● **Task inputs**:
◇ ◇ ◇

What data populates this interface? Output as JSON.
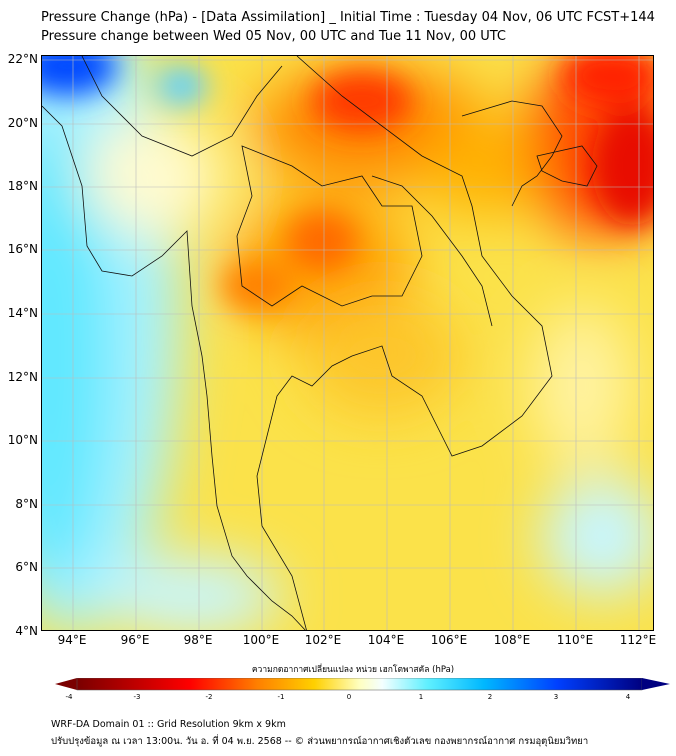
{
  "title": {
    "line1": "Pressure Change (hPa) - [Data Assimilation] _ Initial Time : Tuesday 04 Nov, 06 UTC FCST+144",
    "line2": "Pressure change between Wed 05 Nov, 00 UTC and Tue 11 Nov, 00 UTC"
  },
  "map": {
    "lat_labels": [
      "22°N",
      "20°N",
      "18°N",
      "16°N",
      "14°N",
      "12°N",
      "10°N",
      "8°N",
      "6°N",
      "4°N"
    ],
    "lon_labels": [
      "94°E",
      "96°E",
      "98°E",
      "100°E",
      "102°E",
      "104°E",
      "106°E",
      "108°E",
      "110°E",
      "112°E"
    ]
  },
  "colorbar": {
    "label": "ความกดอากาศเปลี่ยนแปลง หน่วย เฮกโตพาสคัล (hPa)",
    "ticks": [
      "-4",
      "-3",
      "-2",
      "-1",
      "0",
      "1",
      "2",
      "3",
      "4"
    ],
    "min": -4,
    "max": 4,
    "colors": [
      "#7a0000",
      "#e00000",
      "#ff6000",
      "#ffc000",
      "#ffff80",
      "#ffffff",
      "#80ffff",
      "#00c0ff",
      "#0040ff",
      "#000080"
    ]
  },
  "footer": {
    "line1": "WRF-DA Domain 01 :: Grid Resolution 9km x 9km",
    "line2": "ปรับปรุงข้อมูล ณ เวลา 13:00น. วัน อ. ที่ 04 พ.ย. 2568 -- © ส่วนพยากรณ์อากาศเชิงตัวเลข กองพยากรณ์อากาศ กรมอุตุนิยมวิทยา"
  }
}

◇ ◇ ◇

From the data above, copy each line where the string "Pressure" appears.

    "line1": "Pressure Change (hPa) - [Data Assimilation] _ Initial Time : Tuesday 04 Nov, 06 UTC FCST+144",
    "line2": "Pressure change between Wed 05 Nov, 00 UTC and Tue 11 Nov, 00 UTC"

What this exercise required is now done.